▶ _Extracted data entries_:
——————————
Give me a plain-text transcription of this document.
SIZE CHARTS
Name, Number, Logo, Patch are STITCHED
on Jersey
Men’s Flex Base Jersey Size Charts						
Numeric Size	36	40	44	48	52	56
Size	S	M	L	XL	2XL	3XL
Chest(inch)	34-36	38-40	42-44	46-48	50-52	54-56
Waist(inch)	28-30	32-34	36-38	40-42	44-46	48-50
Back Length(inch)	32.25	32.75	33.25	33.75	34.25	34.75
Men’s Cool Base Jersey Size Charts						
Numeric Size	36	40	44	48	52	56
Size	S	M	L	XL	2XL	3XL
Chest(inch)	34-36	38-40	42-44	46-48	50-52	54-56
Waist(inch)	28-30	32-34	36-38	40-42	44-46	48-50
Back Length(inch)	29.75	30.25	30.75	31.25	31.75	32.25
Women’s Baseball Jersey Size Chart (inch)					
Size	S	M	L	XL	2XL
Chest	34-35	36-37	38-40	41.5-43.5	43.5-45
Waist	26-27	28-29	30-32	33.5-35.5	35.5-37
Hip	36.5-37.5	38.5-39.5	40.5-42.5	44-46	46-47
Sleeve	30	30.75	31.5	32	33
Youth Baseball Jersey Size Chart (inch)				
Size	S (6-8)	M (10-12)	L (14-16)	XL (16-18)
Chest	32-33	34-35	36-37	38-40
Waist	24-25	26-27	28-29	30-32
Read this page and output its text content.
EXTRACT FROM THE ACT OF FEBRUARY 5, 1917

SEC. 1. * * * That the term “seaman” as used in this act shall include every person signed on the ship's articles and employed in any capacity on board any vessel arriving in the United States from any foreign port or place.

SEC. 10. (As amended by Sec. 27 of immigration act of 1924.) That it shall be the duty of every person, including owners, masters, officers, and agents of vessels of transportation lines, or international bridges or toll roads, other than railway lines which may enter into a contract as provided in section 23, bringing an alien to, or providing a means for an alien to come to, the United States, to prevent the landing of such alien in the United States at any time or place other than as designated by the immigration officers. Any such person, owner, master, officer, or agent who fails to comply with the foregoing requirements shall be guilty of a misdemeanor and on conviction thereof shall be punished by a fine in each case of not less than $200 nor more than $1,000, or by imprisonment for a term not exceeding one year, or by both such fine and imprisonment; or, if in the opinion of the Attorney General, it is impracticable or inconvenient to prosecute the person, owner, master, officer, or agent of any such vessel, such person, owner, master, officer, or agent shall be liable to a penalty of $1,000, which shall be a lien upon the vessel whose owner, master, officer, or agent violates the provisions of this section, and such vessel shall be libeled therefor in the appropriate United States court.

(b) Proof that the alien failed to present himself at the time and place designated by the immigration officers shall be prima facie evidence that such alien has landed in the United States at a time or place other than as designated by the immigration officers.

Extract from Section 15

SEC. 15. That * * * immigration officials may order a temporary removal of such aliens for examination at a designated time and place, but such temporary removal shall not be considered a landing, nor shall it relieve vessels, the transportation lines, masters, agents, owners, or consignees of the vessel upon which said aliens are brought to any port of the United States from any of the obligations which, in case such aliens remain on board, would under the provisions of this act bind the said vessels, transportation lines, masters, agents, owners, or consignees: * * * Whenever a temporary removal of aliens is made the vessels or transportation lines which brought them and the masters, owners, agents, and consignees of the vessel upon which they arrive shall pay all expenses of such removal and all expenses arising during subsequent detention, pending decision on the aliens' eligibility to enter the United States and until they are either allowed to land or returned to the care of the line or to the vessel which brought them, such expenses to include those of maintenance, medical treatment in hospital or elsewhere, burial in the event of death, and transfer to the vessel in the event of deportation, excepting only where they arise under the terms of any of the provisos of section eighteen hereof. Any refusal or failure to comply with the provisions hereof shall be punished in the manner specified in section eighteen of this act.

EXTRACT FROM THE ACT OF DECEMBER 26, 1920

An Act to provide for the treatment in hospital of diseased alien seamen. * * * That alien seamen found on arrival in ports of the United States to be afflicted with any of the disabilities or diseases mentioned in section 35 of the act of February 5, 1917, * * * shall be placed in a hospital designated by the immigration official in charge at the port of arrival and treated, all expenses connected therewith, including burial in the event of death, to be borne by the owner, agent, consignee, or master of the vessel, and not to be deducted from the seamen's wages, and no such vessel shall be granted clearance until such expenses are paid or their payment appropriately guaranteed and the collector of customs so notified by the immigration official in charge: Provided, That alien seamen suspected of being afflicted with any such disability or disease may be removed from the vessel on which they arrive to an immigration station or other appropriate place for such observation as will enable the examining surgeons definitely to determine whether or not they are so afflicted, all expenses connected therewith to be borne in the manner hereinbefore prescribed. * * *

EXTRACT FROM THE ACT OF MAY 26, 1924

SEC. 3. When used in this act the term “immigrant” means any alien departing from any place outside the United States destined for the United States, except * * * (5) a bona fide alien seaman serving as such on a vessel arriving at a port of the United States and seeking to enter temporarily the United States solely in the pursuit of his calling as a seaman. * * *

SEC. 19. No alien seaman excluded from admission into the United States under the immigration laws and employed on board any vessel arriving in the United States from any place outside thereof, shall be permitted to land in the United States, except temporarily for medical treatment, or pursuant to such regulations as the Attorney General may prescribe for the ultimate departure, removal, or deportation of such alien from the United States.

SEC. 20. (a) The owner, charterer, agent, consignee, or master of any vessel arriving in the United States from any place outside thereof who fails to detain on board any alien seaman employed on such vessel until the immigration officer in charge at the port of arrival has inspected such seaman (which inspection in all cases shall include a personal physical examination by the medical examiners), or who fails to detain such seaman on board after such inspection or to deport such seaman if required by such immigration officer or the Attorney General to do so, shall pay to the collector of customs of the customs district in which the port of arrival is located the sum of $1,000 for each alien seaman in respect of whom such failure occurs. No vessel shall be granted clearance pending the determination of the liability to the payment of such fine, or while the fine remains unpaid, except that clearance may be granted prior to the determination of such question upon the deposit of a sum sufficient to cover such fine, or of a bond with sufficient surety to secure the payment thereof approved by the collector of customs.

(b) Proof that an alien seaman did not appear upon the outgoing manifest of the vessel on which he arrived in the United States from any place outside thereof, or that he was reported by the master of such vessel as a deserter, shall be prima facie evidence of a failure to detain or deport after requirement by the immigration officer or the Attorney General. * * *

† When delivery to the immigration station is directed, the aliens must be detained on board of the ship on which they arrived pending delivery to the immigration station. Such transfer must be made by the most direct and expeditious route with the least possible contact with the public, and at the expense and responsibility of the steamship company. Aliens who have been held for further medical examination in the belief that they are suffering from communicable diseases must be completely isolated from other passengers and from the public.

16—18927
——————————
▶ _Problem details_: Each entry above is to be quoted exactly.

▶ _Answer to this exercise_:
Give me a plain-text transcription of this document.
SIZE CHARTS
Name, Number, Logo, Patch are STITCHED
on Jersey
Men’s Flex Base Jersey Size Charts						
Numeric Size	36	40	44	48	52	56
Size	S	M	L	XL	2XL	3XL
Chest(inch)	34-36	38-40	42-44	46-48	50-52	54-56
Waist(inch)	28-30	32-34	36-38	40-42	44-46	48-50
Back Length(inch)	32.25	32.75	33.25	33.75	34.25	34.75
Men’s Cool Base Jersey Size Charts						
Numeric Size	36	40	44	48	52	56
Size	S	M	L	XL	2XL	3XL
Chest(inch)	34-36	38-40	42-44	46-48	50-52	54-56
Waist(inch)	28-30	32-34	36-38	40-42	44-46	48-50
Back Length(inch)	29.75	30.25	30.75	31.25	31.75	32.25
Women’s Baseball Jersey Size Chart (inch)					
Size	S	M	L	XL	2XL
Chest	34-35	36-37	38-40	41.5-43.5	43.5-45
Waist	26-27	28-29	30-32	33.5-35.5	35.5-37
Hip	36.5-37.5	38.5-39.5	40.5-42.5	44-46	46-47
Sleeve	30	30.75	31.5	32	33
Youth Baseball Jersey Size Chart (inch)				
Size	S (6-8)	M (10-12)	L (14-16)	XL (16-18)
Chest	32-33	34-35	36-37	38-40
Waist	24-25	26-27	28-29	30-32
Read this page and output its text content.
EXTRACT FROM THE ACT OF FEBRUARY 5, 1917

SEC. 1. * * * That the term “seaman” as used in this act shall include every person signed on the ship's articles and employed in any capacity on board any vessel arriving in the United States from any foreign port or place.

SEC. 10. (As amended by Sec. 27 of immigration act of 1924.) That it shall be the duty of every person, including owners, masters, officers, and agents of vessels of transportation lines, or international bridges or toll roads, other than railway lines which may enter into a contract as provided in section 23, bringing an alien to, or providing a means for an alien to come to, the United States, to prevent the landing of such alien in the United States at any time or place other than as designated by the immigration officers. Any such person, owner, master, officer, or agent who fails to comply with the foregoing requirements shall be guilty of a misdemeanor and on conviction thereof shall be punished by a fine in each case of not less than $200 nor more than $1,000, or by imprisonment for a term not exceeding one year, or by both such fine and imprisonment; or, if in the opinion of the Attorney General, it is impracticable or inconvenient to prosecute the person, owner, master, officer, or agent of any such vessel, such person, owner, master, officer, or agent shall be liable to a penalty of $1,000, which shall be a lien upon the vessel whose owner, master, officer, or agent violates the provisions of this section, and such vessel shall be libeled therefor in the appropriate United States court.

(b) Proof that the alien failed to present himself at the time and place designated by the immigration officers shall be prima facie evidence that such alien has landed in the United States at a time or place other than as designated by the immigration officers.

Extract from Section 15

SEC. 15. That * * * immigration officials may order a temporary removal of such aliens for examination at a designated time and place, but such temporary removal shall not be considered a landing, nor shall it relieve vessels, the transportation lines, masters, agents, owners, or consignees of the vessel upon which said aliens are brought to any port of the United States from any of the obligations which, in case such aliens remain on board, would under the provisions of this act bind the said vessels, transportation lines, masters, agents, owners, or consignees: * * * Whenever a temporary removal of aliens is made the vessels or transportation lines which brought them and the masters, owners, agents, and consignees of the vessel upon which they arrive shall pay all expenses of such removal and all expenses arising during subsequent detention, pending decision on the aliens' eligibility to enter the United States and until they are either allowed to land or returned to the care of the line or to the vessel which brought them, such expenses to include those of maintenance, medical treatment in hospital or elsewhere, burial in the event of death, and transfer to the vessel in the event of deportation, excepting only where they arise under the terms of any of the provisos of section eighteen hereof. Any refusal or failure to comply with the provisions hereof shall be punished in the manner specified in section eighteen of this act.

EXTRACT FROM THE ACT OF DECEMBER 26, 1920

An Act to provide for the treatment in hospital of diseased alien seamen. * * * That alien seamen found on arrival in ports of the United States to be afflicted with any of the disabilities or diseases mentioned in section 35 of the act of February 5, 1917, * * * shall be placed in a hospital designated by the immigration official in charge at the port of arrival and treated, all expenses connected therewith, including burial in the event of death, to be borne by the owner, agent, consignee, or master of the vessel, and not to be deducted from the seamen's wages, and no such vessel shall be granted clearance until such expenses are paid or their payment appropriately guaranteed and the collector of customs so notified by the immigration official in charge: Provided, That alien seamen suspected of being afflicted with any such disability or disease may be removed from the vessel on which they arrive to an immigration station or other appropriate place for such observation as will enable the examining surgeons definitely to determine whether or not they are so afflicted, all expenses connected therewith to be borne in the manner hereinbefore prescribed. * * *

EXTRACT FROM THE ACT OF MAY 26, 1924

SEC. 3. When used in this act the term “immigrant” means any alien departing from any place outside the United States destined for the United States, except * * * (5) a bona fide alien seaman serving as such on a vessel arriving at a port of the United States and seeking to enter temporarily the United States solely in the pursuit of his calling as a seaman. * * *

SEC. 19. No alien seaman excluded from admission into the United States under the immigration laws and employed on board any vessel arriving in the United States from any place outside thereof, shall be permitted to land in the United States, except temporarily for medical treatment, or pursuant to such regulations as the Attorney General may prescribe for the ultimate departure, removal, or deportation of such alien from the United States.

SEC. 20. (a) The owner, charterer, agent, consignee, or master of any vessel arriving in the United States from any place outside thereof who fails to detain on board any alien seaman employed on such vessel until the immigration officer in charge at the port of arrival has inspected such seaman (which inspection in all cases shall include a personal physical examination by the medical examiners), or who fails to detain such seaman on board after such inspection or to deport such seaman if required by such immigration officer or the Attorney General to do so, shall pay to the collector of customs of the customs district in which the port of arrival is located the sum of $1,000 for each alien seaman in respect of whom such failure occurs. No vessel shall be granted clearance pending the determination of the liability to the payment of such fine, or while the fine remains unpaid, except that clearance may be granted prior to the determination of such question upon the deposit of a sum sufficient to cover such fine, or of a bond with sufficient surety to secure the payment thereof approved by the collector of customs.

(b) Proof that an alien seaman did not appear upon the outgoing manifest of the vessel on which he arrived in the United States from any place outside thereof, or that he was reported by the master of such vessel as a deserter, shall be prima facie evidence of a failure to detain or deport after requirement by the immigration officer or the Attorney General. * * *

† When delivery to the immigration station is directed, the aliens must be detained on board of the ship on which they arrived pending delivery to the immigration station. Such transfer must be made by the most direct and expeditious route with the least possible contact with the public, and at the expense and responsibility of the steamship company. Aliens who have been held for further medical examination in the belief that they are suffering from communicable diseases must be completely isolated from other passengers and from the public.

16—18927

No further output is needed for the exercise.